Given request — Set down precisely the lines from the line with "Extract the structured" through the end of the material, inclusive, and no pictures.

Dataset records —
'''

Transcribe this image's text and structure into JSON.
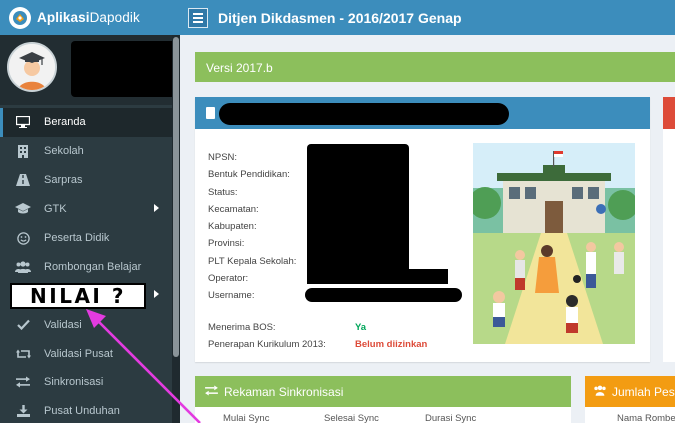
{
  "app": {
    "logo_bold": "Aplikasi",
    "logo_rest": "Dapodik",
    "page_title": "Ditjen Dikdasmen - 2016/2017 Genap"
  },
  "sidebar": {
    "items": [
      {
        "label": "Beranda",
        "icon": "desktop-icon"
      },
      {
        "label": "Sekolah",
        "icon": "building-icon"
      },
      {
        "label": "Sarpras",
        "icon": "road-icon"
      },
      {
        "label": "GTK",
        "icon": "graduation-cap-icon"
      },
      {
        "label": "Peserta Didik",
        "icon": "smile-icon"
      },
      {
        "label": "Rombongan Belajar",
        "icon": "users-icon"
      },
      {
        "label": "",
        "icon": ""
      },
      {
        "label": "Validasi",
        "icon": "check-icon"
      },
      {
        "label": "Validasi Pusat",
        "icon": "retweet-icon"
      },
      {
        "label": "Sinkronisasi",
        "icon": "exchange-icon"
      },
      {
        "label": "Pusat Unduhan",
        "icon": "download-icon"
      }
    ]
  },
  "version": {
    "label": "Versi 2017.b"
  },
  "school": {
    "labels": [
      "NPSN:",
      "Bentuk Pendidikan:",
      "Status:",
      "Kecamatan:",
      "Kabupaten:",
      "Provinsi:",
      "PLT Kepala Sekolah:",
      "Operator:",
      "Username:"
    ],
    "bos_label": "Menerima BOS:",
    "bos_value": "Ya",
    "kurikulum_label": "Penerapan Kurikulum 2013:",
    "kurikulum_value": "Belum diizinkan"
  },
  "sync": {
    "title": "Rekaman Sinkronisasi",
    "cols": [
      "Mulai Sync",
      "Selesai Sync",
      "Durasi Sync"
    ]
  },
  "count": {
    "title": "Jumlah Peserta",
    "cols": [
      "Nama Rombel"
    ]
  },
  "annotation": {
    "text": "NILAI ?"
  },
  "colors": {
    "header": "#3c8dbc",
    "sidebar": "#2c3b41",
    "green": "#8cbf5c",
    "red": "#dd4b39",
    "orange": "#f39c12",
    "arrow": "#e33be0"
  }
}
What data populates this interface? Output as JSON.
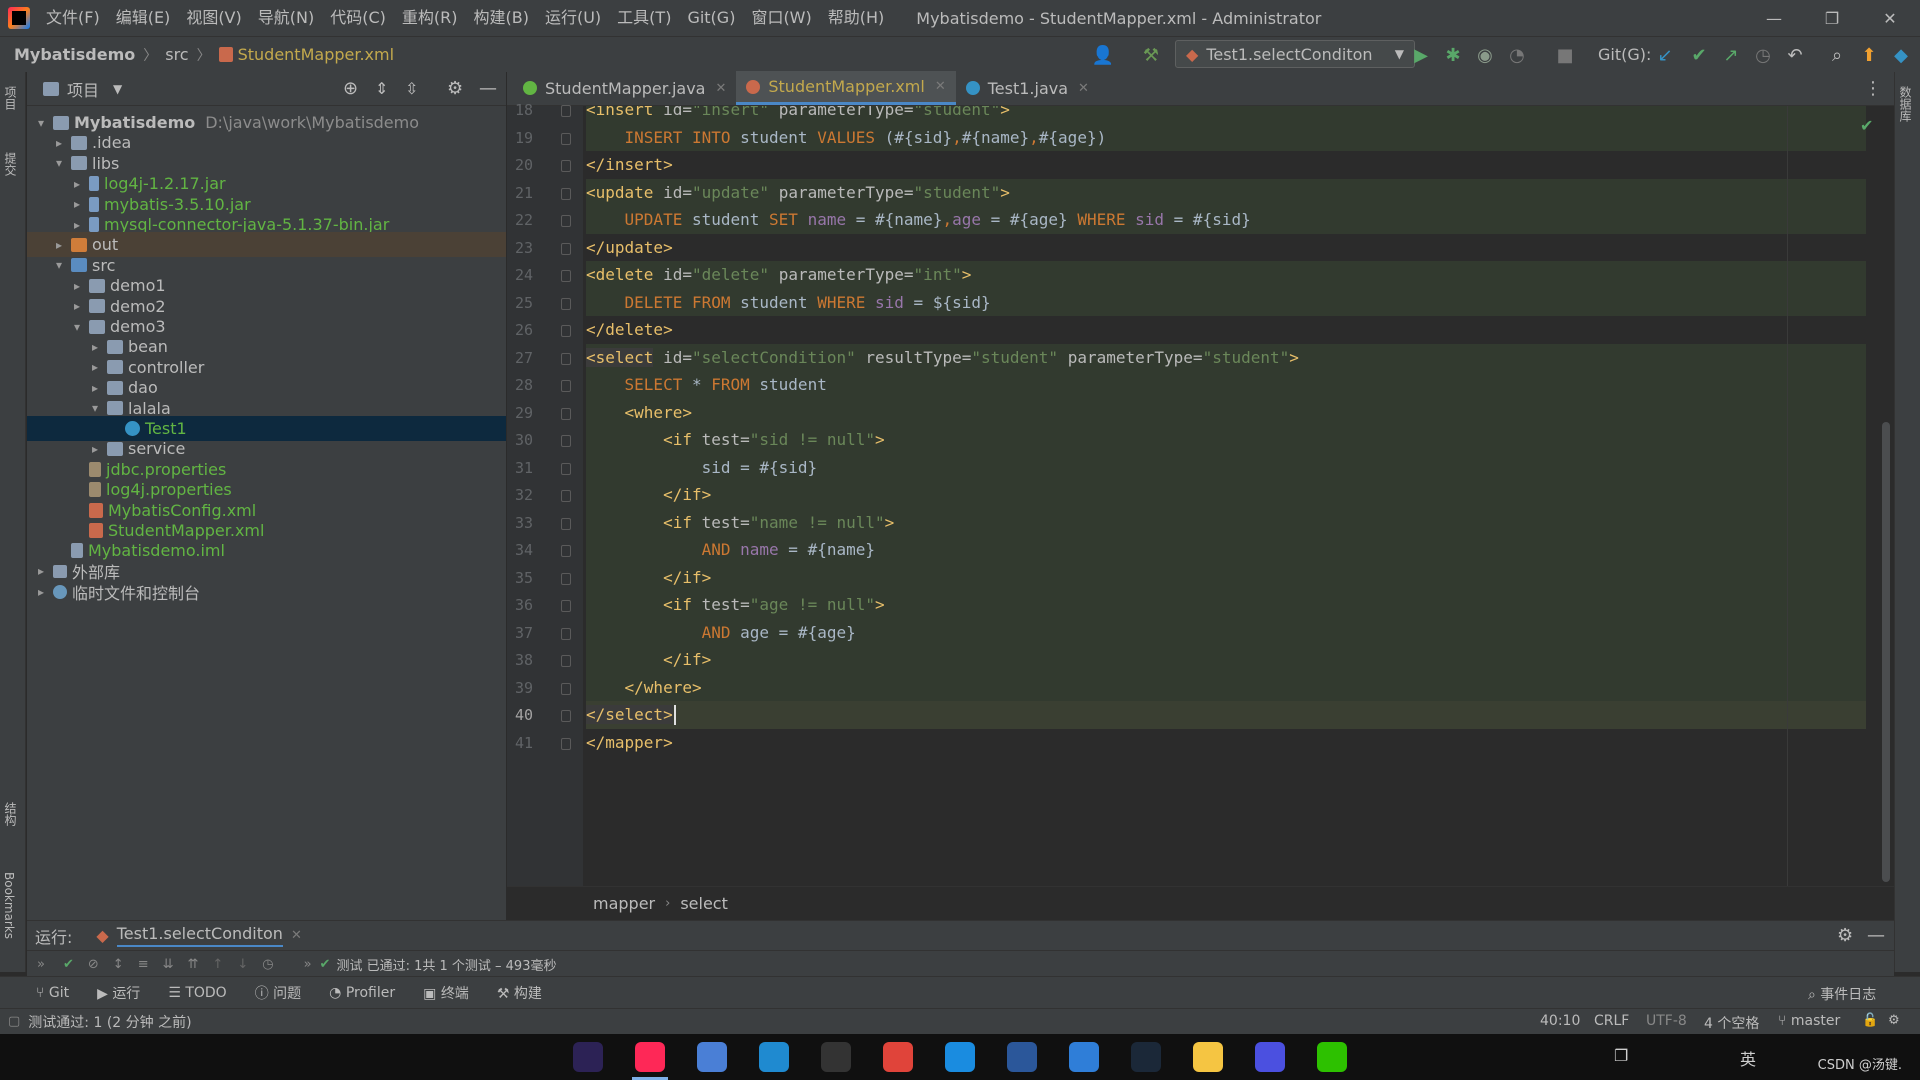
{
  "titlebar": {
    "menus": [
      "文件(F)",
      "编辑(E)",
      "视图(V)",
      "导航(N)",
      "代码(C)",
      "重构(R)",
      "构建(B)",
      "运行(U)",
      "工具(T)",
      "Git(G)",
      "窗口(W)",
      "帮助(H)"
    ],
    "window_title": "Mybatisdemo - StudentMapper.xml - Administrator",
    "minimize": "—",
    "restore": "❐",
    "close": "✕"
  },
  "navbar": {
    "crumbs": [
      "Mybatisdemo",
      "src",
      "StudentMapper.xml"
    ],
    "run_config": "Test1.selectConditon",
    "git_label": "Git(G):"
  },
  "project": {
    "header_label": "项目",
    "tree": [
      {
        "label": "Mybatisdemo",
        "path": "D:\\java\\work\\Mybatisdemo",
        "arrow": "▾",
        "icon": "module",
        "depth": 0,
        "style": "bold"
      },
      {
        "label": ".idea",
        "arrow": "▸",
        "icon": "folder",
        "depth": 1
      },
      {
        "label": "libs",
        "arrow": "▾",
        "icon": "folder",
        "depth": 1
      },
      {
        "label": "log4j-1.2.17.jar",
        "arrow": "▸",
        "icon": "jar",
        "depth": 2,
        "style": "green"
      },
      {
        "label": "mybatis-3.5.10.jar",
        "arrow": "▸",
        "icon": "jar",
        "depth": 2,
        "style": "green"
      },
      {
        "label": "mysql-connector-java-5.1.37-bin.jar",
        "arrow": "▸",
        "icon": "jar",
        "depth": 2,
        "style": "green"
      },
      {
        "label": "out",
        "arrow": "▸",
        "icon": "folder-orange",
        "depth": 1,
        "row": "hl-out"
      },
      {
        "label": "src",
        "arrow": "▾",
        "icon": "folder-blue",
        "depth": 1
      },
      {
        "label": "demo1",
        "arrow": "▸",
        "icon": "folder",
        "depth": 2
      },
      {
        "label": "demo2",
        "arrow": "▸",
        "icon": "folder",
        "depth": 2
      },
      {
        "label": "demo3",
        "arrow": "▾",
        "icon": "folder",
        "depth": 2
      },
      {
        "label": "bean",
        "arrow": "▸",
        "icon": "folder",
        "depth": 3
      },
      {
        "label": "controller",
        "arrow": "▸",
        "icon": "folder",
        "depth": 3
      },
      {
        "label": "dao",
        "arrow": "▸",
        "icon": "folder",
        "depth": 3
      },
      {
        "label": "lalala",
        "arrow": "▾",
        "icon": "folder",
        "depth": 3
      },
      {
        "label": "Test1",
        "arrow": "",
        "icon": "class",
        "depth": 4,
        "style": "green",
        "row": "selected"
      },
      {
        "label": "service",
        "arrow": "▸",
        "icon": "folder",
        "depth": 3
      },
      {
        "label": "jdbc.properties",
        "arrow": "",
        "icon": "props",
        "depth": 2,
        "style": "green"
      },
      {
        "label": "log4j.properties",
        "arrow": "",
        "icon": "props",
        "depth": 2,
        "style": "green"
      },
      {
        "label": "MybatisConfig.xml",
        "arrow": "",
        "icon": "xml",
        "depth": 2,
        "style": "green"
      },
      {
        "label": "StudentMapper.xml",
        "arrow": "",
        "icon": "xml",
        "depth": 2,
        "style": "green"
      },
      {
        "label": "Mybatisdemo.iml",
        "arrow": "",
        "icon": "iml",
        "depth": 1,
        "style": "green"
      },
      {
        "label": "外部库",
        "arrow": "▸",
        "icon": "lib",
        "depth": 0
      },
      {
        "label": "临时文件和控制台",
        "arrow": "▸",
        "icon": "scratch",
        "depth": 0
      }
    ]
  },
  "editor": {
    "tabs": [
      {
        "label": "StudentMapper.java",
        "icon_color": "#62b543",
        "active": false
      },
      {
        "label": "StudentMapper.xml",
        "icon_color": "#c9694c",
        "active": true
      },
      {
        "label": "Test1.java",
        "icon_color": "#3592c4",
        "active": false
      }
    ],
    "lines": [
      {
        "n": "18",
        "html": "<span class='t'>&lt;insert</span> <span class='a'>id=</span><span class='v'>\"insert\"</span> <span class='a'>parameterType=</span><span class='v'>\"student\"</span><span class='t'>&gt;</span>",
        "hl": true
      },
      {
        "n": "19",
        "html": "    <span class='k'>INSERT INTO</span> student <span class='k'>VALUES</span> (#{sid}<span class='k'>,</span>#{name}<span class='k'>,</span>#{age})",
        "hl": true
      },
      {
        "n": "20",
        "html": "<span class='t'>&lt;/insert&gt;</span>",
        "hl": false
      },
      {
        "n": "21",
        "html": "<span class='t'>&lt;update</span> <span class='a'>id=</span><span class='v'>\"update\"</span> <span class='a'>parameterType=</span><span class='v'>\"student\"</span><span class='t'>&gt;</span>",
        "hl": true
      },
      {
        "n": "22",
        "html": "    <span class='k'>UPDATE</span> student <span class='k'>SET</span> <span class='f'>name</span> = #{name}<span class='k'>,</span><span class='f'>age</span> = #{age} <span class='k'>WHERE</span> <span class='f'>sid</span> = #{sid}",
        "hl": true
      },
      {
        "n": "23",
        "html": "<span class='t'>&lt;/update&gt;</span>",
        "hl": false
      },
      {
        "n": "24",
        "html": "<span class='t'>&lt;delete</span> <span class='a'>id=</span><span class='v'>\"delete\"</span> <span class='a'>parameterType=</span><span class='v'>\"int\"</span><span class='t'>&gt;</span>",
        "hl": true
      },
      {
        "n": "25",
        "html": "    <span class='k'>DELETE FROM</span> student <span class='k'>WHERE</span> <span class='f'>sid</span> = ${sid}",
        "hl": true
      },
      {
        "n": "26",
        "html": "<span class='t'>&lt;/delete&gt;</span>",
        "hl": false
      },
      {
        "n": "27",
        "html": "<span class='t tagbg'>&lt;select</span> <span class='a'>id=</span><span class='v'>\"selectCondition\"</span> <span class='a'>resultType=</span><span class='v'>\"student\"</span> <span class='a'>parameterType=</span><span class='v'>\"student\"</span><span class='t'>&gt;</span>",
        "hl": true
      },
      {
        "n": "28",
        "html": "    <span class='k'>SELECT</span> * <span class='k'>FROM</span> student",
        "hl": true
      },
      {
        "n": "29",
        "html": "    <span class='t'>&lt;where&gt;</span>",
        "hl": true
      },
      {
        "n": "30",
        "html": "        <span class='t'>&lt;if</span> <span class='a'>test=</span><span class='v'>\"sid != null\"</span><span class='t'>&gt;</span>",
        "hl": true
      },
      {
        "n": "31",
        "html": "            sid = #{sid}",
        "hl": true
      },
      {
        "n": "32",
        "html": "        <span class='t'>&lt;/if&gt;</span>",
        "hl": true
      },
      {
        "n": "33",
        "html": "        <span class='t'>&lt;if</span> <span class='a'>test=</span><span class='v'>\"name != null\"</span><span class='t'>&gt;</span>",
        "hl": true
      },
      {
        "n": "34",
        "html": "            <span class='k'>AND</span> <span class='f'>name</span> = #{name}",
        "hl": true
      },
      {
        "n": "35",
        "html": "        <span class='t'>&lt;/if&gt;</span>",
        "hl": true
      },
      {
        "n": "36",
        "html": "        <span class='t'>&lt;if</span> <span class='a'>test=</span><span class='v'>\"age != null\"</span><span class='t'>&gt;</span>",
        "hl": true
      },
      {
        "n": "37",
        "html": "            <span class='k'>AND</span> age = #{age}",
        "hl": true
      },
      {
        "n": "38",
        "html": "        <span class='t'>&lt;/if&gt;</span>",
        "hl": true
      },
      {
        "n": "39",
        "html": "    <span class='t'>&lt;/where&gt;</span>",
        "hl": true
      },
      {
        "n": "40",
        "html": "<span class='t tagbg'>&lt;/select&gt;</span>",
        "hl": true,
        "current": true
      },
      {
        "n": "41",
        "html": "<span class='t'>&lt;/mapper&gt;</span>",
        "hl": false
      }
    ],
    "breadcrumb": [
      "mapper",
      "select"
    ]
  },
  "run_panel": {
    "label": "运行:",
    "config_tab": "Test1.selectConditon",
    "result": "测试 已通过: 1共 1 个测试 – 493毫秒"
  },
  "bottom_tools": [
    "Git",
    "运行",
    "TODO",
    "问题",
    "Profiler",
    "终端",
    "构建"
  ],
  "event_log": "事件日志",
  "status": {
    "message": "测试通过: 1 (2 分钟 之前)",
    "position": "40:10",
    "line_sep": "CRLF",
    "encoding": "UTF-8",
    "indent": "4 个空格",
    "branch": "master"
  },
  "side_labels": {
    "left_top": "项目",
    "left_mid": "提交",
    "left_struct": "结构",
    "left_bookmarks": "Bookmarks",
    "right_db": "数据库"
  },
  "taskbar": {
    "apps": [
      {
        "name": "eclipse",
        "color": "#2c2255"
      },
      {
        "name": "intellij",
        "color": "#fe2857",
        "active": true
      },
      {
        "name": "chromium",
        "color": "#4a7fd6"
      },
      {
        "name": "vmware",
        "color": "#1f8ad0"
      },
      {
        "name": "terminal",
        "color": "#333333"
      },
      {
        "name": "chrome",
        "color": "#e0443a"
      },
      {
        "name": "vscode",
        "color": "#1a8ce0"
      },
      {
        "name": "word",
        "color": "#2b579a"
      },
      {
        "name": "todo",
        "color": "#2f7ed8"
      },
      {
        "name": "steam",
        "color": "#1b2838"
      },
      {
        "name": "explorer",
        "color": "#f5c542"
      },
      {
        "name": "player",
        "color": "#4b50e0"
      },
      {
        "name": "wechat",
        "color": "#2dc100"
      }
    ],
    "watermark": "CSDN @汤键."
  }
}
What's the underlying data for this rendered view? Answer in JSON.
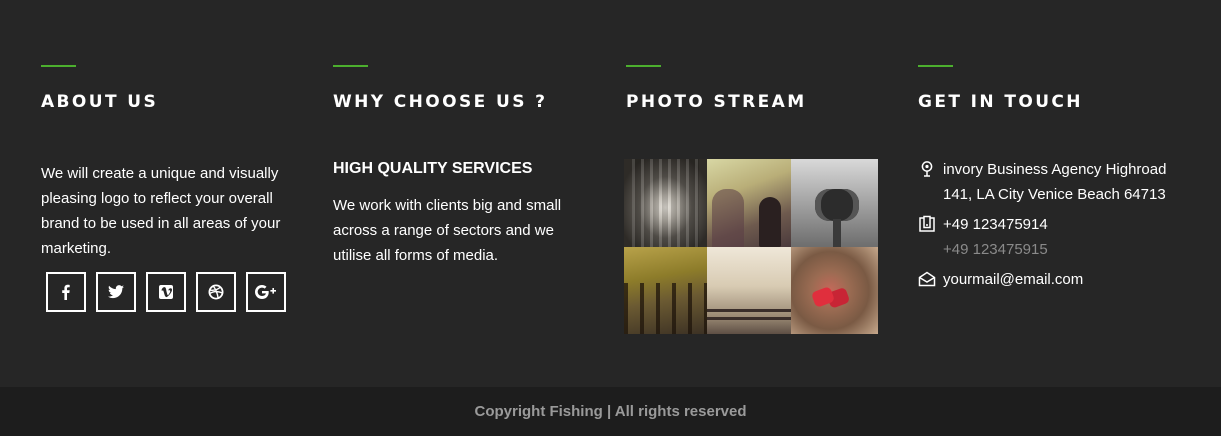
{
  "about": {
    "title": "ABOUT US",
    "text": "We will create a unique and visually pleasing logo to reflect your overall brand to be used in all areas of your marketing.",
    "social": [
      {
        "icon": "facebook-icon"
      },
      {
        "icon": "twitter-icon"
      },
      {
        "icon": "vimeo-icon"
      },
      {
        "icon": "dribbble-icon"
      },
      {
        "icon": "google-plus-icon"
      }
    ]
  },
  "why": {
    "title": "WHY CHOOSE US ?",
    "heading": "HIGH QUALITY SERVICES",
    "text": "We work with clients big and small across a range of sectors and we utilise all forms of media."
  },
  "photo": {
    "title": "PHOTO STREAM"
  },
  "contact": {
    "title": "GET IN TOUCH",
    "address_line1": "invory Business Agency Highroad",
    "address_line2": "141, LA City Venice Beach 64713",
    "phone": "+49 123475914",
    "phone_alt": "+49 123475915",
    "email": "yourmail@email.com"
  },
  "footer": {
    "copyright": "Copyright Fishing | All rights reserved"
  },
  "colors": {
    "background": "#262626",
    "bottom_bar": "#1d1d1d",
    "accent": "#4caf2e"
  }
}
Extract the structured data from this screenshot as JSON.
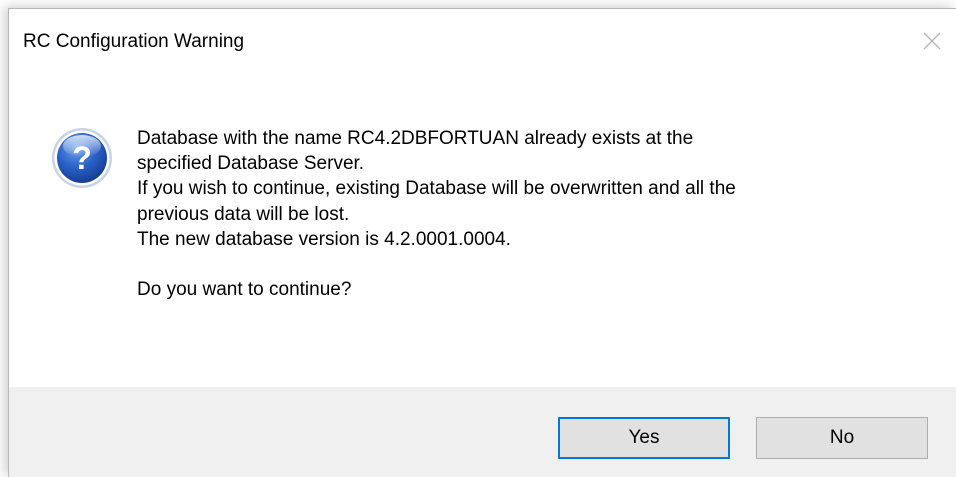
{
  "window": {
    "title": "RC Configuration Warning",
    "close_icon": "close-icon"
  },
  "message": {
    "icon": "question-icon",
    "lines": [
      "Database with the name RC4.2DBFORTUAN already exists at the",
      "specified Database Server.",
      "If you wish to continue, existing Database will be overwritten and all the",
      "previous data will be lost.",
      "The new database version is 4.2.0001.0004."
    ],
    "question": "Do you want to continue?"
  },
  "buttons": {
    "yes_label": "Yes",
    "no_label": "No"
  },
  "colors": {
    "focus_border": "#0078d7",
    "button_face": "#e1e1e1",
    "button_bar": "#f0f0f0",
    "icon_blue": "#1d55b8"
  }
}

'''

Written reply —
Extract the structured data from this screenshot as JSON.
{
  "window": {
    "title": "RC Configuration Warning",
    "close_icon": "close-icon"
  },
  "message": {
    "icon": "question-icon",
    "lines": [
      "Database with the name RC4.2DBFORTUAN already exists at the",
      "specified Database Server.",
      "If you wish to continue, existing Database will be overwritten and all the",
      "previous data will be lost.",
      "The new database version is 4.2.0001.0004."
    ],
    "question": "Do you want to continue?"
  },
  "buttons": {
    "yes_label": "Yes",
    "no_label": "No"
  },
  "colors": {
    "focus_border": "#0078d7",
    "button_face": "#e1e1e1",
    "button_bar": "#f0f0f0",
    "icon_blue": "#1d55b8"
  }
}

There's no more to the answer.